- _Problem requirements_:
Each entry must appear again exactly as it does in the source.

------------------------

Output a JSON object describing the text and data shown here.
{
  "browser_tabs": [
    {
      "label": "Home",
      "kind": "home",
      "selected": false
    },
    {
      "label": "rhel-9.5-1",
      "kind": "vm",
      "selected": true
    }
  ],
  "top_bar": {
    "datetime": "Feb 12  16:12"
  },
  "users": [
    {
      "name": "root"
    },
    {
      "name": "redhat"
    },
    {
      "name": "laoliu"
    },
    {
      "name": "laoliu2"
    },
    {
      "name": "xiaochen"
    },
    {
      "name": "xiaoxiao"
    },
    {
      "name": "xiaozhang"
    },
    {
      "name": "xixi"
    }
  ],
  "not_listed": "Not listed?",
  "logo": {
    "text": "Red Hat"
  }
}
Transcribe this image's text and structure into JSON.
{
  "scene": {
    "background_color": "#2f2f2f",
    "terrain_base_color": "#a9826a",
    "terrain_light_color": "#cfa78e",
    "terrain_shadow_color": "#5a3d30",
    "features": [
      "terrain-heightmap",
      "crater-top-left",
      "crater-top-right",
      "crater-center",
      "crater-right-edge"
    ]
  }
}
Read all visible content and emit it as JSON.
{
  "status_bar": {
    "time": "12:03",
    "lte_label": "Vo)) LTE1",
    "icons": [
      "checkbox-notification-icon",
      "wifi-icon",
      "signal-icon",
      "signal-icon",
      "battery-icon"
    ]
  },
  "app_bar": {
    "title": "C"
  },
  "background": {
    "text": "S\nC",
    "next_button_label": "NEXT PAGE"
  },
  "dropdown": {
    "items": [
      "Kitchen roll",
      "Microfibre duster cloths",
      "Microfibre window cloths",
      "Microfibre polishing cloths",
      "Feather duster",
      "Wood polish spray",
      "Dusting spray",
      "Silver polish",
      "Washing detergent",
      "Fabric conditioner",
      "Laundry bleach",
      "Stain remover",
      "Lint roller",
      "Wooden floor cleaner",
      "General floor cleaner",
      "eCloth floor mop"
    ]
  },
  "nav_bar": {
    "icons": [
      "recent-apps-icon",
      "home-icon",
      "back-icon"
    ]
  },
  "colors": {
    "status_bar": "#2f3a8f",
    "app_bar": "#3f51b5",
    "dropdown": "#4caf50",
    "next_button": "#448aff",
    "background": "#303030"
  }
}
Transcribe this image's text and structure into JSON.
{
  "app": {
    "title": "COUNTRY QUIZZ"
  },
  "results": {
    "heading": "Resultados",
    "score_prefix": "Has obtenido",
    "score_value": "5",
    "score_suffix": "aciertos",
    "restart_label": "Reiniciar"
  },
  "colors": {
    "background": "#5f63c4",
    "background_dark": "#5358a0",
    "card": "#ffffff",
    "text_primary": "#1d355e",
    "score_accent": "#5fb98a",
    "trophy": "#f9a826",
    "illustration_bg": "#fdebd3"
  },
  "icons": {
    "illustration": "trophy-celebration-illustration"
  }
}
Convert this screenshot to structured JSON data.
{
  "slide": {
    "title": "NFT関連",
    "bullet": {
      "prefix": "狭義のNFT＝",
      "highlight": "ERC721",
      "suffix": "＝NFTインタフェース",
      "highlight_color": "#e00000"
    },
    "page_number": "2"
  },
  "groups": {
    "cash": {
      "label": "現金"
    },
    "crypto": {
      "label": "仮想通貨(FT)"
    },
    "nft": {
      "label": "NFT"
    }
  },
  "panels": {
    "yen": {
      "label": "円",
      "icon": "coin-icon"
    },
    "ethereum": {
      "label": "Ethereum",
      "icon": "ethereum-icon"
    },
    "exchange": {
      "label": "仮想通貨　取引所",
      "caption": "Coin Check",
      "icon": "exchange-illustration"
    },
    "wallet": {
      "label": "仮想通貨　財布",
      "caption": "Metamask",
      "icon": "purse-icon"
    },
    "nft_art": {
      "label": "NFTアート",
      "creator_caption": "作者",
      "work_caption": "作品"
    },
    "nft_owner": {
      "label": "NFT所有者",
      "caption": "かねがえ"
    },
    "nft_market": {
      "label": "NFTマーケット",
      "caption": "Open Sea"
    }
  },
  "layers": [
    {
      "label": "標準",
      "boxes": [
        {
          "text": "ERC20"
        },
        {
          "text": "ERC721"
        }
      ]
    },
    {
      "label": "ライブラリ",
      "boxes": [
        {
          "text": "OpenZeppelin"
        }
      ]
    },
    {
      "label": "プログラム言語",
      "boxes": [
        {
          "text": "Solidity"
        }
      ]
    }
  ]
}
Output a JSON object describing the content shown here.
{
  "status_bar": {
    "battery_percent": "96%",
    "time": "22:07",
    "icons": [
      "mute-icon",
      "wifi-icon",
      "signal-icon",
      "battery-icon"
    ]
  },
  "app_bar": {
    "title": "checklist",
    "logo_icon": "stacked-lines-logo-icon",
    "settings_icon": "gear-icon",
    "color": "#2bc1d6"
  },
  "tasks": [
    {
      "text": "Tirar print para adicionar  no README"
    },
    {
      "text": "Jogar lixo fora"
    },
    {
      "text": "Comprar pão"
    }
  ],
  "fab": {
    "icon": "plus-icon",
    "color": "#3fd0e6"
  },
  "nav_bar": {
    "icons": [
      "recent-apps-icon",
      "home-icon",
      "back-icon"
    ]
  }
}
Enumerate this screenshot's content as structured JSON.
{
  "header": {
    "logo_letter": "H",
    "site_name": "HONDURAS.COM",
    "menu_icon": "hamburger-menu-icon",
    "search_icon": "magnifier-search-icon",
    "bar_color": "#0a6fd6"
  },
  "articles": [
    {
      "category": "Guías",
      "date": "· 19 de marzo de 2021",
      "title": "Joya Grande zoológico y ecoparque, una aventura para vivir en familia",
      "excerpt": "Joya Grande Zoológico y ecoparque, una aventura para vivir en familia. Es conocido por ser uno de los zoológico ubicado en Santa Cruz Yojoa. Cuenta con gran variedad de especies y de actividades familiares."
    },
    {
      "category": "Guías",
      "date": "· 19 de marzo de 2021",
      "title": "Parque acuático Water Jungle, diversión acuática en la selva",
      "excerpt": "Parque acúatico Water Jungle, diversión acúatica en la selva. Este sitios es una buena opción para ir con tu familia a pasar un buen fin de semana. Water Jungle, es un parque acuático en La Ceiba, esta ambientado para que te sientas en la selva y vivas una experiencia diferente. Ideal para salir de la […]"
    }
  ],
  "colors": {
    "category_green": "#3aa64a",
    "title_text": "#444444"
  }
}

------------------------

- _Answer to this task_:
Output a JSON object describing the text and data shown here.
{
  "browser_tabs": [
    {
      "label": "Home",
      "kind": "home",
      "selected": false
    },
    {
      "label": "rhel-9.5-1",
      "kind": "vm",
      "selected": true
    }
  ],
  "top_bar": {
    "datetime": "Feb 12  16:12"
  },
  "users": [
    {
      "name": "root"
    },
    {
      "name": "redhat"
    },
    {
      "name": "laoliu"
    },
    {
      "name": "laoliu2"
    },
    {
      "name": "xiaochen"
    },
    {
      "name": "xiaoxiao"
    },
    {
      "name": "xiaozhang"
    },
    {
      "name": "xixi"
    }
  ],
  "not_listed": "Not listed?",
  "logo": {
    "text": "Red Hat"
  }
}
Transcribe this image's text and structure into JSON.
{
  "scene": {
    "background_color": "#2f2f2f",
    "terrain_base_color": "#a9826a",
    "terrain_light_color": "#cfa78e",
    "terrain_shadow_color": "#5a3d30",
    "features": [
      "terrain-heightmap",
      "crater-top-left",
      "crater-top-right",
      "crater-center",
      "crater-right-edge"
    ]
  }
}
Read all visible content and emit it as JSON.
{
  "status_bar": {
    "time": "12:03",
    "lte_label": "Vo)) LTE1",
    "icons": [
      "checkbox-notification-icon",
      "wifi-icon",
      "signal-icon",
      "signal-icon",
      "battery-icon"
    ]
  },
  "app_bar": {
    "title": "C"
  },
  "background": {
    "text": "S\nC",
    "next_button_label": "NEXT PAGE"
  },
  "dropdown": {
    "items": [
      "Kitchen roll",
      "Microfibre duster cloths",
      "Microfibre window cloths",
      "Microfibre polishing cloths",
      "Feather duster",
      "Wood polish spray",
      "Dusting spray",
      "Silver polish",
      "Washing detergent",
      "Fabric conditioner",
      "Laundry bleach",
      "Stain remover",
      "Lint roller",
      "Wooden floor cleaner",
      "General floor cleaner",
      "eCloth floor mop"
    ]
  },
  "nav_bar": {
    "icons": [
      "recent-apps-icon",
      "home-icon",
      "back-icon"
    ]
  },
  "colors": {
    "status_bar": "#2f3a8f",
    "app_bar": "#3f51b5",
    "dropdown": "#4caf50",
    "next_button": "#448aff",
    "background": "#303030"
  }
}
Transcribe this image's text and structure into JSON.
{
  "app": {
    "title": "COUNTRY QUIZZ"
  },
  "results": {
    "heading": "Resultados",
    "score_prefix": "Has obtenido",
    "score_value": "5",
    "score_suffix": "aciertos",
    "restart_label": "Reiniciar"
  },
  "colors": {
    "background": "#5f63c4",
    "background_dark": "#5358a0",
    "card": "#ffffff",
    "text_primary": "#1d355e",
    "score_accent": "#5fb98a",
    "trophy": "#f9a826",
    "illustration_bg": "#fdebd3"
  },
  "icons": {
    "illustration": "trophy-celebration-illustration"
  }
}
Convert this screenshot to structured JSON data.
{
  "slide": {
    "title": "NFT関連",
    "bullet": {
      "prefix": "狭義のNFT＝",
      "highlight": "ERC721",
      "suffix": "＝NFTインタフェース",
      "highlight_color": "#e00000"
    },
    "page_number": "2"
  },
  "groups": {
    "cash": {
      "label": "現金"
    },
    "crypto": {
      "label": "仮想通貨(FT)"
    },
    "nft": {
      "label": "NFT"
    }
  },
  "panels": {
    "yen": {
      "label": "円",
      "icon": "coin-icon"
    },
    "ethereum": {
      "label": "Ethereum",
      "icon": "ethereum-icon"
    },
    "exchange": {
      "label": "仮想通貨　取引所",
      "caption": "Coin Check",
      "icon": "exchange-illustration"
    },
    "wallet": {
      "label": "仮想通貨　財布",
      "caption": "Metamask",
      "icon": "purse-icon"
    },
    "nft_art": {
      "label": "NFTアート",
      "creator_caption": "作者",
      "work_caption": "作品"
    },
    "nft_owner": {
      "label": "NFT所有者",
      "caption": "かねがえ"
    },
    "nft_market": {
      "label": "NFTマーケット",
      "caption": "Open Sea"
    }
  },
  "layers": [
    {
      "label": "標準",
      "boxes": [
        {
          "text": "ERC20"
        },
        {
          "text": "ERC721"
        }
      ]
    },
    {
      "label": "ライブラリ",
      "boxes": [
        {
          "text": "OpenZeppelin"
        }
      ]
    },
    {
      "label": "プログラム言語",
      "boxes": [
        {
          "text": "Solidity"
        }
      ]
    }
  ]
}
Output a JSON object describing the content shown here.
{
  "status_bar": {
    "battery_percent": "96%",
    "time": "22:07",
    "icons": [
      "mute-icon",
      "wifi-icon",
      "signal-icon",
      "battery-icon"
    ]
  },
  "app_bar": {
    "title": "checklist",
    "logo_icon": "stacked-lines-logo-icon",
    "settings_icon": "gear-icon",
    "color": "#2bc1d6"
  },
  "tasks": [
    {
      "text": "Tirar print para adicionar  no README"
    },
    {
      "text": "Jogar lixo fora"
    },
    {
      "text": "Comprar pão"
    }
  ],
  "fab": {
    "icon": "plus-icon",
    "color": "#3fd0e6"
  },
  "nav_bar": {
    "icons": [
      "recent-apps-icon",
      "home-icon",
      "back-icon"
    ]
  }
}
Enumerate this screenshot's content as structured JSON.
{
  "header": {
    "logo_letter": "H",
    "site_name": "HONDURAS.COM",
    "menu_icon": "hamburger-menu-icon",
    "search_icon": "magnifier-search-icon",
    "bar_color": "#0a6fd6"
  },
  "articles": [
    {
      "category": "Guías",
      "date": "· 19 de marzo de 2021",
      "title": "Joya Grande zoológico y ecoparque, una aventura para vivir en familia",
      "excerpt": "Joya Grande Zoológico y ecoparque, una aventura para vivir en familia. Es conocido por ser uno de los zoológico ubicado en Santa Cruz Yojoa. Cuenta con gran variedad de especies y de actividades familiares."
    },
    {
      "category": "Guías",
      "date": "· 19 de marzo de 2021",
      "title": "Parque acuático Water Jungle, diversión acuática en la selva",
      "excerpt": "Parque acúatico Water Jungle, diversión acúatica en la selva. Este sitios es una buena opción para ir con tu familia a pasar un buen fin de semana. Water Jungle, es un parque acuático en La Ceiba, esta ambientado para que te sientas en la selva y vivas una experiencia diferente. Ideal para salir de la […]"
    }
  ],
  "colors": {
    "category_green": "#3aa64a",
    "title_text": "#444444"
  }
}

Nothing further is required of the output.